Extracted data entries:
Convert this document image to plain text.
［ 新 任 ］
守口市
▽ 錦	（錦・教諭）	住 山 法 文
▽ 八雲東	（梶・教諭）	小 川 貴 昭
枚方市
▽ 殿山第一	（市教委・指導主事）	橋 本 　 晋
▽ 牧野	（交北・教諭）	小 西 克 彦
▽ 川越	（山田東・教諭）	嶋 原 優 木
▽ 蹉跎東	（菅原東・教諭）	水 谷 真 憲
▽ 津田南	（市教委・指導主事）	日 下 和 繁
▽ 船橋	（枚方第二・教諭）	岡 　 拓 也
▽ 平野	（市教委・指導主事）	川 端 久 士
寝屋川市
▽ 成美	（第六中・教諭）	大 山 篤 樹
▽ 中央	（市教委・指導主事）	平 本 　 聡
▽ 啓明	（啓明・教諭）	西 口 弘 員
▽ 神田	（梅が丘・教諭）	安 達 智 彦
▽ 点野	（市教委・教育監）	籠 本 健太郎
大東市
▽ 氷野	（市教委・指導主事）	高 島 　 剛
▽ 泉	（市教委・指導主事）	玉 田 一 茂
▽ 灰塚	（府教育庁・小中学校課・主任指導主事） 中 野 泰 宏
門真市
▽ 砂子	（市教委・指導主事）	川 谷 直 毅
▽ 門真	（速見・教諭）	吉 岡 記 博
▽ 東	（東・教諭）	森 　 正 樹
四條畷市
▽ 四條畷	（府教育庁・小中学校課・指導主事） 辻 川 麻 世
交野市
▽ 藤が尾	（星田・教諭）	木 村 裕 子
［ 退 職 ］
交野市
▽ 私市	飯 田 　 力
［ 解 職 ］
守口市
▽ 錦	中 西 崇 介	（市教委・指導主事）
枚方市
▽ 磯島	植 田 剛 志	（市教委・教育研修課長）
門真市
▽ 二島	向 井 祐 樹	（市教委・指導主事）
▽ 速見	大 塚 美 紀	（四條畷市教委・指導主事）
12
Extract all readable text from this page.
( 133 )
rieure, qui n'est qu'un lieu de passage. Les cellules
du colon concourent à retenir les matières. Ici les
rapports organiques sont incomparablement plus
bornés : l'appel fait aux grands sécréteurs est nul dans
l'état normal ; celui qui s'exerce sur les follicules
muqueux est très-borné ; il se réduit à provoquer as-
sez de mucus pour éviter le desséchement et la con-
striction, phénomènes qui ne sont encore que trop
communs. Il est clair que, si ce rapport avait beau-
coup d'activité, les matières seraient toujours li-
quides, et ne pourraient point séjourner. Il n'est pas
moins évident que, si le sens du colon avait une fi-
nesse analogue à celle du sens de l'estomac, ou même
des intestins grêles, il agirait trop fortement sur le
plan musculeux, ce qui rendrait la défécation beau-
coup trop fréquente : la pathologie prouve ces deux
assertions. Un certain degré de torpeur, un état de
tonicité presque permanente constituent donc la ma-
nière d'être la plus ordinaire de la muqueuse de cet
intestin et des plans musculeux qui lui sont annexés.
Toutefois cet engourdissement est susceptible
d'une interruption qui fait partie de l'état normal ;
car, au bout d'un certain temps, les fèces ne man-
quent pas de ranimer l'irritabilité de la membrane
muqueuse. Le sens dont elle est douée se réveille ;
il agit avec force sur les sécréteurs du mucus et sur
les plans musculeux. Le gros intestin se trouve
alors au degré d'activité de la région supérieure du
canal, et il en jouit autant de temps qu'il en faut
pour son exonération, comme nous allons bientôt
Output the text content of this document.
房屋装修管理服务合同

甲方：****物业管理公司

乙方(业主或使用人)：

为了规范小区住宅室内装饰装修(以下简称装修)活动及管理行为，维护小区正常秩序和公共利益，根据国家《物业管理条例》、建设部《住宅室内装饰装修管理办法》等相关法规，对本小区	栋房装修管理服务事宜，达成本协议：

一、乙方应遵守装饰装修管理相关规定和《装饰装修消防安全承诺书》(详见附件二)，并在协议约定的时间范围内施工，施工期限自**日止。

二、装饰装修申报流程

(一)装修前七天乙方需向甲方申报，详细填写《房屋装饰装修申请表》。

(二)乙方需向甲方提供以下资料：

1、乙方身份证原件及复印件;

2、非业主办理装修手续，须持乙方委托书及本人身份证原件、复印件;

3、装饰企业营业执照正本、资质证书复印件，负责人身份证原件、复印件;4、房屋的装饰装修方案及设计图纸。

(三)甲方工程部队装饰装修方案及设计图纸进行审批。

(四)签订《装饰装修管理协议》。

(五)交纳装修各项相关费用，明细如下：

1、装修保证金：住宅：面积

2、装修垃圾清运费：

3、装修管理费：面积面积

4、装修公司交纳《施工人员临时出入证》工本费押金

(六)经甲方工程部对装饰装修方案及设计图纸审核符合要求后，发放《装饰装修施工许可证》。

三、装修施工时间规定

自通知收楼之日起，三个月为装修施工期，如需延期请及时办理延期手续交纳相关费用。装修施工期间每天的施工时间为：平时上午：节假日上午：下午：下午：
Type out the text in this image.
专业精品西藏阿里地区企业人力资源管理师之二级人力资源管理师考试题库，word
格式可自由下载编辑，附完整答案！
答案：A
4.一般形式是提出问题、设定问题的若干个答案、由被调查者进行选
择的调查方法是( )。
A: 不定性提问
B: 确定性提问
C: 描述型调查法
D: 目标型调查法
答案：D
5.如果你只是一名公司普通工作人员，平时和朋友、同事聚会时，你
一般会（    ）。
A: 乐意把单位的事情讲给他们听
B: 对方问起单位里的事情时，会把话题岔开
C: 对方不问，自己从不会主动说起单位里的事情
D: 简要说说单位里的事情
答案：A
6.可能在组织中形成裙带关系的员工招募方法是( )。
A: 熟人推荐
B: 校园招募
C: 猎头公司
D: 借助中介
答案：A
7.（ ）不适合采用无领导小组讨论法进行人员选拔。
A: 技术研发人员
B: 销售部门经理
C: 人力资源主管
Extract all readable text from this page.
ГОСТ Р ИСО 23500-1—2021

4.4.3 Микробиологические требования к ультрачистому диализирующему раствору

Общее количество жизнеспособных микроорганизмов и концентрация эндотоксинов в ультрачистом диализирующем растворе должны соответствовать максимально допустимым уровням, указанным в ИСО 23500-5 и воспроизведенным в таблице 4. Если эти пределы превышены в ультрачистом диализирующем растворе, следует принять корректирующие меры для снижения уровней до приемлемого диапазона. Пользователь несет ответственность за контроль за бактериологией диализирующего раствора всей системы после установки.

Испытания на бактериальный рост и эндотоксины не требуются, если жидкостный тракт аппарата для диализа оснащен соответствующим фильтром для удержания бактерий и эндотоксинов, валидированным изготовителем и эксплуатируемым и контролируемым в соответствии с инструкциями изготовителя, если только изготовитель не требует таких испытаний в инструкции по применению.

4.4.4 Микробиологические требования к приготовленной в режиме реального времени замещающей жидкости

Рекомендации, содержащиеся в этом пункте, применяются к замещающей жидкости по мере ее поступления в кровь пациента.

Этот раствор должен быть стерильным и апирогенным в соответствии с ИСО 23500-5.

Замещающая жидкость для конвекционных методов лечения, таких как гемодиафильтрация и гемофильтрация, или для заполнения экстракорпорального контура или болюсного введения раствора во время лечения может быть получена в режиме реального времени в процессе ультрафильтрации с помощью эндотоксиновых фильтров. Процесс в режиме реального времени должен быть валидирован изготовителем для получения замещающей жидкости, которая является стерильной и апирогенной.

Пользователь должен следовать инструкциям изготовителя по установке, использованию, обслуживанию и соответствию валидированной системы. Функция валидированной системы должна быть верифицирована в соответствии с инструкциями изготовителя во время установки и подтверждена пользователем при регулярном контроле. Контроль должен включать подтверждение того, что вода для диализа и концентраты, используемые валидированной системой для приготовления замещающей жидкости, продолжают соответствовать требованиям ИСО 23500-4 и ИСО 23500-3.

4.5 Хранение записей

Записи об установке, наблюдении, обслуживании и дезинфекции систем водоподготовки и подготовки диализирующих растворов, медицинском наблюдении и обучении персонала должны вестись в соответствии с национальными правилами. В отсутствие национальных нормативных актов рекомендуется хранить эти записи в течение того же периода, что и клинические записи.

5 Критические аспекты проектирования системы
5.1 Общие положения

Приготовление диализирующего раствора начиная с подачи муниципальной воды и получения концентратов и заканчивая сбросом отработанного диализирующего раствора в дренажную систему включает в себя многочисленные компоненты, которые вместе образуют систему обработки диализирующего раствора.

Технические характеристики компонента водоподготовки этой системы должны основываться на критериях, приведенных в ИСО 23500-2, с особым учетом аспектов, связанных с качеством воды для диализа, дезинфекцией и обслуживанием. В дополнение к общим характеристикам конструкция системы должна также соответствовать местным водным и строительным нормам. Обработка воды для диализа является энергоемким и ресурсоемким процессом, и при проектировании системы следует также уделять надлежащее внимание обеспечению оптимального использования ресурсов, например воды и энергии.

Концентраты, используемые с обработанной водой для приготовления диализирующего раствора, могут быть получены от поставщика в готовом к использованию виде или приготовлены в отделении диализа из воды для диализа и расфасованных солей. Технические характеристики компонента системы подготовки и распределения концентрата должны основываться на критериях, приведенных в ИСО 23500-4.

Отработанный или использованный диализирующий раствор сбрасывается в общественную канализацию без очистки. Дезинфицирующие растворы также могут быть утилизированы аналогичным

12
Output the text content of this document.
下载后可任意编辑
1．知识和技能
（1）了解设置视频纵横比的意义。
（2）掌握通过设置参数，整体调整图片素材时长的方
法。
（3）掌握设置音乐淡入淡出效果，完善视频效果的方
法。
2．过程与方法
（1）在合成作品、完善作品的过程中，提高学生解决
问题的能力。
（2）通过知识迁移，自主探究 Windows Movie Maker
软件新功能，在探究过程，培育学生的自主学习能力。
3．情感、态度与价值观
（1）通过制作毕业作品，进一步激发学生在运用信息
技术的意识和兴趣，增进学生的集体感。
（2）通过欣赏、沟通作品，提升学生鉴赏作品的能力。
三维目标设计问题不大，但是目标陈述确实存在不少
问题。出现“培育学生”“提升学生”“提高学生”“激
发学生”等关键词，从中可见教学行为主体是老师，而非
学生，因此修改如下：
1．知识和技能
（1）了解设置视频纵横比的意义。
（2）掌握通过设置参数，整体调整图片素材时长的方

YOUR TASK:
Return from the data every line that holds "fait".

SOLUTION:
bornés : l'appel fait aux grands sécréteurs est nul dans
d'une interruption qui fait partie de l'état normal ;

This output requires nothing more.